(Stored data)
* * * *
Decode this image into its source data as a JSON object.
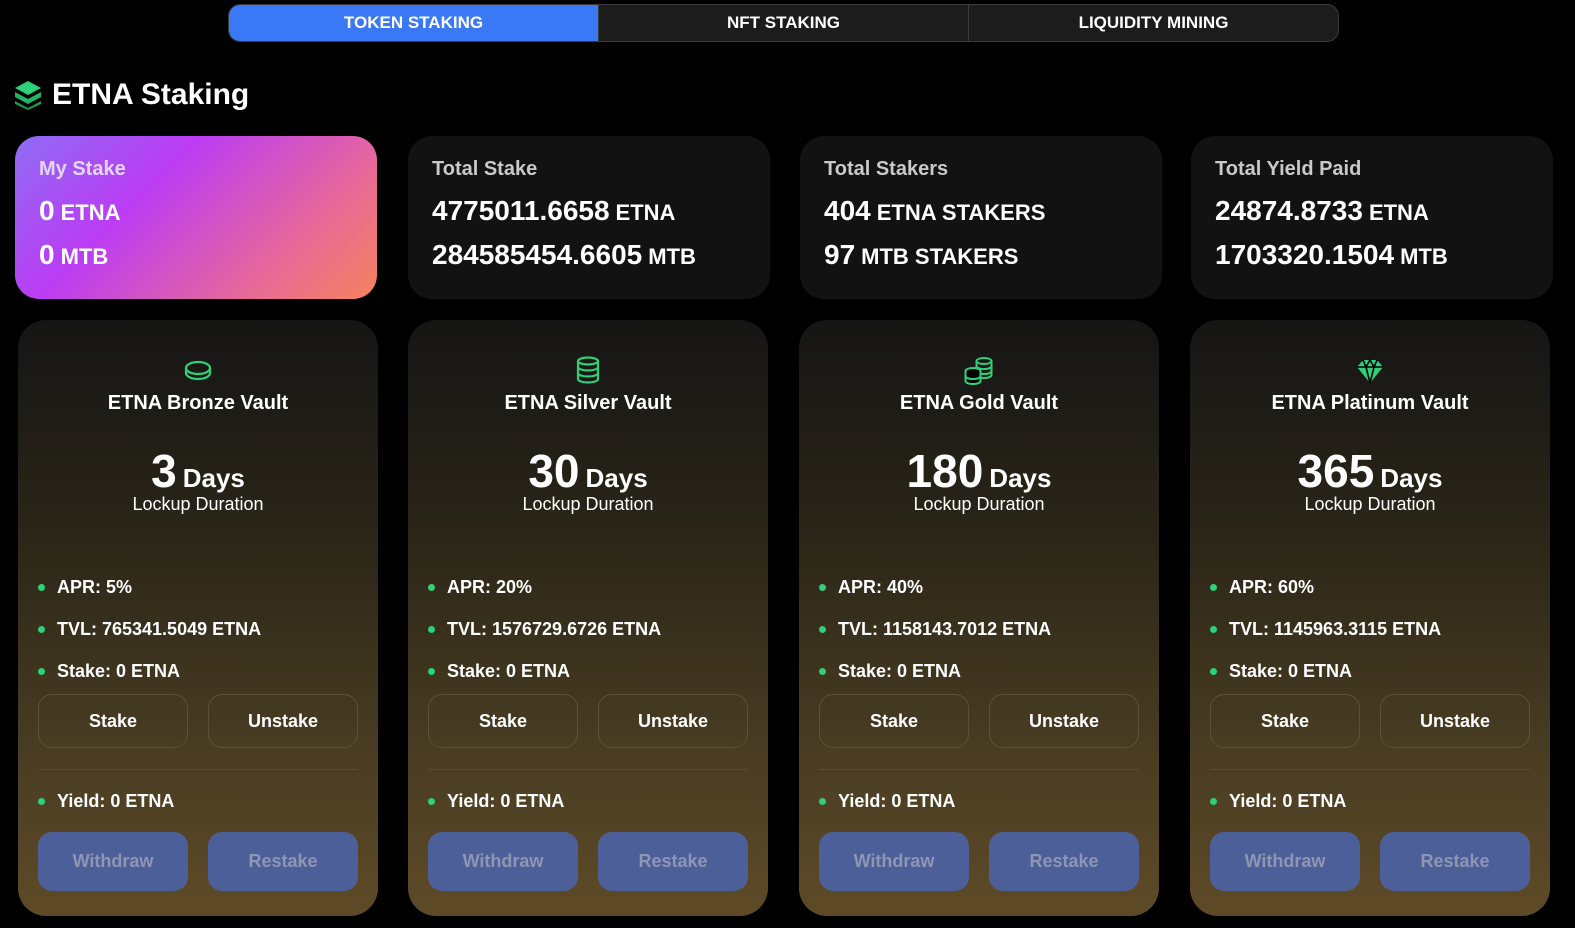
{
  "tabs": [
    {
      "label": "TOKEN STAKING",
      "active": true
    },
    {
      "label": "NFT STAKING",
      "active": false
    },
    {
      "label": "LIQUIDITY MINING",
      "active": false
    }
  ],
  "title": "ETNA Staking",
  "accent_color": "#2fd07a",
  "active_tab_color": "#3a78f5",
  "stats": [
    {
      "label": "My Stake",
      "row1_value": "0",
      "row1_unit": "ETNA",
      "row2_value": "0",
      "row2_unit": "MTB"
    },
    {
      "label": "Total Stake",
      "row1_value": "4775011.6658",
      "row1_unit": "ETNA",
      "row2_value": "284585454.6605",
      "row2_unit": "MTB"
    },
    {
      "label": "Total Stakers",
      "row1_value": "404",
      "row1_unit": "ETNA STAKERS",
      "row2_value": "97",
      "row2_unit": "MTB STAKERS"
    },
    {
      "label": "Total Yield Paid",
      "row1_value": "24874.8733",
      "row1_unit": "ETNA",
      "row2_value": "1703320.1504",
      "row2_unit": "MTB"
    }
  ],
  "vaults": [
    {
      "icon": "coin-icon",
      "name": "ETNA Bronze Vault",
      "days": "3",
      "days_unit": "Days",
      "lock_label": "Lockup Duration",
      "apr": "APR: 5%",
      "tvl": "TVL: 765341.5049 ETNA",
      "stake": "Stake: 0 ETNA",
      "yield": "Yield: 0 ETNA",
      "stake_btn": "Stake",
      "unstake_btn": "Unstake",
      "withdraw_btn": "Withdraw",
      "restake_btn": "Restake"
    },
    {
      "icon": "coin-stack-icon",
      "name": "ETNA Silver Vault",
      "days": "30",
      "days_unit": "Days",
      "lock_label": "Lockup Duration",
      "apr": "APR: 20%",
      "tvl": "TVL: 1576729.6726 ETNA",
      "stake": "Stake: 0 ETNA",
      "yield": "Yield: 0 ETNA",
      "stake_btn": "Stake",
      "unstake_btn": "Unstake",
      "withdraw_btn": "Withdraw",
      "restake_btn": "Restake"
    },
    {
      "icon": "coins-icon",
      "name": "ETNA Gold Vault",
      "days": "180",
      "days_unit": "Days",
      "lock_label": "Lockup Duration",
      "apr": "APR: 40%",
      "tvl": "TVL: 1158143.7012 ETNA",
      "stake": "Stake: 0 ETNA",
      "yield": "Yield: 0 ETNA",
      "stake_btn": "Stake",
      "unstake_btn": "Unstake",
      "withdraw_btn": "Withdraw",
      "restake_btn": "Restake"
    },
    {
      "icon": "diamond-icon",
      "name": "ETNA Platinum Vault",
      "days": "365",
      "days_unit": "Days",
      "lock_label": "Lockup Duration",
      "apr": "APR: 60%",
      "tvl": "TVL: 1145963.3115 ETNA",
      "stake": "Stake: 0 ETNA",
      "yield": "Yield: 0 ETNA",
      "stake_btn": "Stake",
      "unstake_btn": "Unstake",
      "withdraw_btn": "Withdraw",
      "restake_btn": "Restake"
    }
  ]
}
* * * *
(TO DO): Return the material word for word. Pictures are not part of the copy.

(RESPONSE):
Decode this image into its source data as a JSON object.
{
  "tabs": [
    {
      "label": "TOKEN STAKING",
      "active": true
    },
    {
      "label": "NFT STAKING",
      "active": false
    },
    {
      "label": "LIQUIDITY MINING",
      "active": false
    }
  ],
  "title": "ETNA Staking",
  "accent_color": "#2fd07a",
  "active_tab_color": "#3a78f5",
  "stats": [
    {
      "label": "My Stake",
      "row1_value": "0",
      "row1_unit": "ETNA",
      "row2_value": "0",
      "row2_unit": "MTB"
    },
    {
      "label": "Total Stake",
      "row1_value": "4775011.6658",
      "row1_unit": "ETNA",
      "row2_value": "284585454.6605",
      "row2_unit": "MTB"
    },
    {
      "label": "Total Stakers",
      "row1_value": "404",
      "row1_unit": "ETNA STAKERS",
      "row2_value": "97",
      "row2_unit": "MTB STAKERS"
    },
    {
      "label": "Total Yield Paid",
      "row1_value": "24874.8733",
      "row1_unit": "ETNA",
      "row2_value": "1703320.1504",
      "row2_unit": "MTB"
    }
  ],
  "vaults": [
    {
      "icon": "coin-icon",
      "name": "ETNA Bronze Vault",
      "days": "3",
      "days_unit": "Days",
      "lock_label": "Lockup Duration",
      "apr": "APR: 5%",
      "tvl": "TVL: 765341.5049 ETNA",
      "stake": "Stake: 0 ETNA",
      "yield": "Yield: 0 ETNA",
      "stake_btn": "Stake",
      "unstake_btn": "Unstake",
      "withdraw_btn": "Withdraw",
      "restake_btn": "Restake"
    },
    {
      "icon": "coin-stack-icon",
      "name": "ETNA Silver Vault",
      "days": "30",
      "days_unit": "Days",
      "lock_label": "Lockup Duration",
      "apr": "APR: 20%",
      "tvl": "TVL: 1576729.6726 ETNA",
      "stake": "Stake: 0 ETNA",
      "yield": "Yield: 0 ETNA",
      "stake_btn": "Stake",
      "unstake_btn": "Unstake",
      "withdraw_btn": "Withdraw",
      "restake_btn": "Restake"
    },
    {
      "icon": "coins-icon",
      "name": "ETNA Gold Vault",
      "days": "180",
      "days_unit": "Days",
      "lock_label": "Lockup Duration",
      "apr": "APR: 40%",
      "tvl": "TVL: 1158143.7012 ETNA",
      "stake": "Stake: 0 ETNA",
      "yield": "Yield: 0 ETNA",
      "stake_btn": "Stake",
      "unstake_btn": "Unstake",
      "withdraw_btn": "Withdraw",
      "restake_btn": "Restake"
    },
    {
      "icon": "diamond-icon",
      "name": "ETNA Platinum Vault",
      "days": "365",
      "days_unit": "Days",
      "lock_label": "Lockup Duration",
      "apr": "APR: 60%",
      "tvl": "TVL: 1145963.3115 ETNA",
      "stake": "Stake: 0 ETNA",
      "yield": "Yield: 0 ETNA",
      "stake_btn": "Stake",
      "unstake_btn": "Unstake",
      "withdraw_btn": "Withdraw",
      "restake_btn": "Restake"
    }
  ]
}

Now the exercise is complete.